# Work to do
Convert every line of the records below into a JSON list of strings, one string per line, and skip any blank lines.

# Data records

-------------------------

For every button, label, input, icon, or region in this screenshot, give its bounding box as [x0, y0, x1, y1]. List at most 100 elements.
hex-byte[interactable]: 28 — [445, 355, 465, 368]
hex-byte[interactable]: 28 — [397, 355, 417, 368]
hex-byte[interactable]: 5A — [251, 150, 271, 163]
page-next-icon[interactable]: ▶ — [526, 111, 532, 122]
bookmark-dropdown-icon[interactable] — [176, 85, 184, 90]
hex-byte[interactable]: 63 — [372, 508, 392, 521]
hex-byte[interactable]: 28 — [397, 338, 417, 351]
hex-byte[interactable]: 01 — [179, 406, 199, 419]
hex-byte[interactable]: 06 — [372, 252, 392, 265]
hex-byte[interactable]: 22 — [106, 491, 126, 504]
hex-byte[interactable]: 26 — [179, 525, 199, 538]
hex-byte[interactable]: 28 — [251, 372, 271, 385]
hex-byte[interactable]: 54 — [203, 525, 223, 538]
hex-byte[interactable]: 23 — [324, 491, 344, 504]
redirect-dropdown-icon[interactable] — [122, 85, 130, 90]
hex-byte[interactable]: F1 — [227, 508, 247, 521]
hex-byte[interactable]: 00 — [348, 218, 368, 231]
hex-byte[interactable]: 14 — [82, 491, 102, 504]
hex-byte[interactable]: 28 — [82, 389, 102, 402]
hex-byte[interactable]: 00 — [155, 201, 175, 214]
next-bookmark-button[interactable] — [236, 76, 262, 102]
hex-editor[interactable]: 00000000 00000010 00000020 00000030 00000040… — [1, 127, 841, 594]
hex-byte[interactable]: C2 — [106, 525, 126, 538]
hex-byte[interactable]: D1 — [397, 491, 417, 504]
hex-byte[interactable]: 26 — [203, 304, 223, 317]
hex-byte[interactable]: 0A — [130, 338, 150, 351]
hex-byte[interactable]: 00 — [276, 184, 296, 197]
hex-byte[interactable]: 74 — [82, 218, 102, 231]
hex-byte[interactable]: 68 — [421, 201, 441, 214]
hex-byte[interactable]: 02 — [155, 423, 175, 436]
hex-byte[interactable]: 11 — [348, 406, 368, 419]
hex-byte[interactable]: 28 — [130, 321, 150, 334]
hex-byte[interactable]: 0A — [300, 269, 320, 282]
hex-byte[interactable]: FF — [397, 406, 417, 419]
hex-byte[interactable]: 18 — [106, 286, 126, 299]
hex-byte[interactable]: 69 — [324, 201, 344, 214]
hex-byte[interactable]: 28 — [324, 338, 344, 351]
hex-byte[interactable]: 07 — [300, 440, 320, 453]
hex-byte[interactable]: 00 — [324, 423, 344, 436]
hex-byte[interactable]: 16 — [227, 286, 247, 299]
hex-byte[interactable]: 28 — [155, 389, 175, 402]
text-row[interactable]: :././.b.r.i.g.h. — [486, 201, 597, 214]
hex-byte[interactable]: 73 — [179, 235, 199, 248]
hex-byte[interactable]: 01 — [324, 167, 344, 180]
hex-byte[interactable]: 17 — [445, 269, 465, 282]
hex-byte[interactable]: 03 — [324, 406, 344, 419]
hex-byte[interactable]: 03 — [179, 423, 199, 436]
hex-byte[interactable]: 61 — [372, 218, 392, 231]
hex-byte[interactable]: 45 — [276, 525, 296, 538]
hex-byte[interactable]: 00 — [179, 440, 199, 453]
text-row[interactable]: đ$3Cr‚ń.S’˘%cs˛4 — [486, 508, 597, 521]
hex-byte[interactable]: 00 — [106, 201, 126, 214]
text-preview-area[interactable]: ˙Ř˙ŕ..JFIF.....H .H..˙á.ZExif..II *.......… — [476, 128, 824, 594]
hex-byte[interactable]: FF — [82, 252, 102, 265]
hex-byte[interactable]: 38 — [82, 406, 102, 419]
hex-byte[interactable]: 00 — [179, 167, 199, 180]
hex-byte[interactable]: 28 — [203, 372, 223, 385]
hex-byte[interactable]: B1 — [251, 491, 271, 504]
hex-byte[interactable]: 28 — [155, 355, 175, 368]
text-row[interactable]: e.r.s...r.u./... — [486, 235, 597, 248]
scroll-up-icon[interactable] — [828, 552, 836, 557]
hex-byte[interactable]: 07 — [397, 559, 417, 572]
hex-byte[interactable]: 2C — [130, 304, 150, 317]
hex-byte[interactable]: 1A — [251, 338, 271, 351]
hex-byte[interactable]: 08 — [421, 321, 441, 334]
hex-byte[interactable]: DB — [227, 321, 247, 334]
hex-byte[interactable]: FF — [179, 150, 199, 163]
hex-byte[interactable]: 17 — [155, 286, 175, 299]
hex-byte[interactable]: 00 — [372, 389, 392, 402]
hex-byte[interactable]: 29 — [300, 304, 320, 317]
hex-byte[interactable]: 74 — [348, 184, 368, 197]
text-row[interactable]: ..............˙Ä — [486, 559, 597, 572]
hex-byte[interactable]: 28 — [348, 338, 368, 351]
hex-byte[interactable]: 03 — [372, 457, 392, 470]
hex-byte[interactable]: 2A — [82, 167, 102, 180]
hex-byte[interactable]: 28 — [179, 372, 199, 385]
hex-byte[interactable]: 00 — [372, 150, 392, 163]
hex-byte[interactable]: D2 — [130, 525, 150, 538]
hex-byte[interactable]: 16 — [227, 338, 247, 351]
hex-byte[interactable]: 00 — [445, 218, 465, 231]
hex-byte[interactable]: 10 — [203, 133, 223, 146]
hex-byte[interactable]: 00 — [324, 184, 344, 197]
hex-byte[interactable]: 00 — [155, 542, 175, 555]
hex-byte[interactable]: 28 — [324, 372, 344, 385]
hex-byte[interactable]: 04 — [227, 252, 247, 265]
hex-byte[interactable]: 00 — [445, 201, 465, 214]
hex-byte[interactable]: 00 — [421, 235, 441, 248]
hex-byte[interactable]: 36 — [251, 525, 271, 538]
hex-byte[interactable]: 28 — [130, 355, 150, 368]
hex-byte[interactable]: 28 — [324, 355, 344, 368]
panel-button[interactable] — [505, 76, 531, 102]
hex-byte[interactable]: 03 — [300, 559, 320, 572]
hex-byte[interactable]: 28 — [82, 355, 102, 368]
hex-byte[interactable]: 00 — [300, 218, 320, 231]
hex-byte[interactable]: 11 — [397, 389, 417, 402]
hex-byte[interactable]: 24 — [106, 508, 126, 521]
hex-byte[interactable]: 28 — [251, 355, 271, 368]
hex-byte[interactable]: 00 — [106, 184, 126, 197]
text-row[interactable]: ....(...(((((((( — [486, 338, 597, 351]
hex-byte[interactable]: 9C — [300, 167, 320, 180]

-------------------------

# Written solution
[
  "For every button, label, input, icon, or region in this screenshot, give its bounding box as [x0, y0, x1, y1]. List at most 100 elements.",
  "hex-byte[interactable]: 28 — [445, 355, 465, 368]",
  "hex-byte[interactable]: 28 — [397, 355, 417, 368]",
  "hex-byte[interactable]: 5A — [251, 150, 271, 163]",
  "page-next-icon[interactable]: ▶ — [526, 111, 532, 122]",
  "bookmark-dropdown-icon[interactable] — [176, 85, 184, 90]",
  "hex-byte[interactable]: 63 — [372, 508, 392, 521]",
  "hex-byte[interactable]: 28 — [397, 338, 417, 351]",
  "hex-byte[interactable]: 01 — [179, 406, 199, 419]",
  "hex-byte[interactable]: 06 — [372, 252, 392, 265]",
  "hex-byte[interactable]: 22 — [106, 491, 126, 504]",
  "hex-byte[interactable]: 26 — [179, 525, 199, 538]",
  "hex-byte[interactable]: 28 — [251, 372, 271, 385]",
  "hex-byte[interactable]: 54 — [203, 525, 223, 538]",
  "hex-byte[interactable]: 23 — [324, 491, 344, 504]",
  "redirect-dropdown-icon[interactable] — [122, 85, 130, 90]",
  "hex-byte[interactable]: F1 — [227, 508, 247, 521]",
  "hex-byte[interactable]: 00 — [348, 218, 368, 231]",
  "hex-byte[interactable]: 14 — [82, 491, 102, 504]",
  "hex-byte[interactable]: 28 — [82, 389, 102, 402]",
  "hex-byte[interactable]: 00 — [155, 201, 175, 214]",
  "next-bookmark-button[interactable] — [236, 76, 262, 102]",
  "hex-editor[interactable]: 00000000 00000010 00000020 00000030 00000040… — [1, 127, 841, 594]",
  "hex-byte[interactable]: C2 — [106, 525, 126, 538]",
  "hex-byte[interactable]: D1 — [397, 491, 417, 504]",
  "hex-byte[interactable]: 26 — [203, 304, 223, 317]",
  "hex-byte[interactable]: 0A — [130, 338, 150, 351]",
  "hex-byte[interactable]: 00 — [276, 184, 296, 197]",
  "hex-byte[interactable]: 74 — [82, 218, 102, 231]",
  "hex-byte[interactable]: 68 — [421, 201, 441, 214]",
  "hex-byte[interactable]: 02 — [155, 423, 175, 436]",
  "hex-byte[interactable]: 11 — [348, 406, 368, 419]",
  "hex-byte[interactable]: 28 — [130, 321, 150, 334]",
  "hex-byte[interactable]: 0A — [300, 269, 320, 282]",
  "hex-byte[interactable]: FF — [397, 406, 417, 419]",
  "hex-byte[interactable]: 18 — [106, 286, 126, 299]",
  "hex-byte[interactable]: 69 — [324, 201, 344, 214]",
  "hex-byte[interactable]: 28 — [324, 338, 344, 351]",
  "hex-byte[interactable]: 07 — [300, 440, 320, 453]",
  "hex-byte[interactable]: 00 — [324, 423, 344, 436]",
  "hex-byte[interactable]: 16 — [227, 286, 247, 299]",
  "hex-byte[interactable]: 28 — [155, 389, 175, 402]",
  "text-row[interactable]: :././.b.r.i.g.h. — [486, 201, 597, 214]",
  "hex-byte[interactable]: 73 — [179, 235, 199, 248]",
  "hex-byte[interactable]: 01 — [324, 167, 344, 180]",
  "hex-byte[interactable]: 17 — [445, 269, 465, 282]",
  "hex-byte[interactable]: 03 — [324, 406, 344, 419]",
  "hex-byte[interactable]: 03 — [179, 423, 199, 436]",
  "hex-byte[interactable]: 61 — [372, 218, 392, 231]",
  "hex-byte[interactable]: 45 — [276, 525, 296, 538]",
  "hex-byte[interactable]: 00 — [179, 440, 199, 453]",
  "text-row[interactable]: đ$3Cr‚ń.S’˘%cs˛4 — [486, 508, 597, 521]",
  "hex-byte[interactable]: 00 — [106, 201, 126, 214]",
  "text-preview-area[interactable]: ˙Ř˙ŕ..JFIF.....H .H..˙á.ZExif..II *.......… — [476, 128, 824, 594]",
  "hex-byte[interactable]: FF — [82, 252, 102, 265]",
  "hex-byte[interactable]: 38 — [82, 406, 102, 419]",
  "hex-byte[interactable]: 00 — [179, 167, 199, 180]",
  "hex-byte[interactable]: 28 — [203, 372, 223, 385]",
  "hex-byte[interactable]: B1 — [251, 491, 271, 504]",
  "hex-byte[interactable]: 28 — [155, 355, 175, 368]",
  "text-row[interactable]: e.r.s...r.u./... — [486, 235, 597, 248]",
  "scroll-up-icon[interactable] — [828, 552, 836, 557]",
  "hex-byte[interactable]: 07 — [397, 559, 417, 572]",
  "hex-byte[interactable]: 2C — [130, 304, 150, 317]",
  "hex-byte[interactable]: 1A — [251, 338, 271, 351]",
  "hex-byte[interactable]: 08 — [421, 321, 441, 334]",
  "hex-byte[interactable]: DB — [227, 321, 247, 334]",
  "hex-byte[interactable]: FF — [179, 150, 199, 163]",
  "hex-byte[interactable]: 17 — [155, 286, 175, 299]",
  "hex-byte[interactable]: 00 — [372, 389, 392, 402]",
  "hex-byte[interactable]: 29 — [300, 304, 320, 317]",
  "hex-byte[interactable]: 74 — [348, 184, 368, 197]",
  "text-row[interactable]: ..............˙Ä — [486, 559, 597, 572]",
  "hex-byte[interactable]: 28 — [348, 338, 368, 351]",
  "hex-byte[interactable]: 03 — [372, 457, 392, 470]",
  "hex-byte[interactable]: 2A — [82, 167, 102, 180]",
  "hex-byte[interactable]: 28 — [179, 372, 199, 385]",
  "hex-byte[interactable]: 00 — [372, 150, 392, 163]",
  "hex-byte[interactable]: D2 — [130, 525, 150, 538]",
  "hex-byte[interactable]: 16 — [227, 338, 247, 351]",
  "hex-byte[interactable]: 00 — [445, 218, 465, 231]",
  "hex-byte[interactable]: 10 — [203, 133, 223, 146]",
  "hex-byte[interactable]: 00 — [324, 184, 344, 197]",
  "hex-byte[interactable]: 00 — [155, 542, 175, 555]",
  "hex-byte[interactable]: 28 — [324, 372, 344, 385]",
  "hex-byte[interactable]: 04 — [227, 252, 247, 265]",
  "hex-byte[interactable]: 00 — [445, 201, 465, 214]",
  "hex-byte[interactable]: 00 — [421, 235, 441, 248]",
  "hex-byte[interactable]: 36 — [251, 525, 271, 538]",
  "hex-byte[interactable]: 28 — [130, 355, 150, 368]",
  "hex-byte[interactable]: 28 — [324, 355, 344, 368]",
  "panel-button[interactable] — [505, 76, 531, 102]",
  "hex-byte[interactable]: 03 — [300, 559, 320, 572]",
  "hex-byte[interactable]: 28 — [82, 355, 102, 368]",
  "hex-byte[interactable]: 00 — [300, 218, 320, 231]",
  "hex-byte[interactable]: 11 — [397, 389, 417, 402]",
  "hex-byte[interactable]: 24 — [106, 508, 126, 521]",
  "hex-byte[interactable]: 28 — [251, 355, 271, 368]",
  "hex-byte[interactable]: 00 — [106, 184, 126, 197]",
  "text-row[interactable]: ....(...(((((((( — [486, 338, 597, 351]",
  "hex-byte[interactable]: 9C — [300, 167, 320, 180]"
]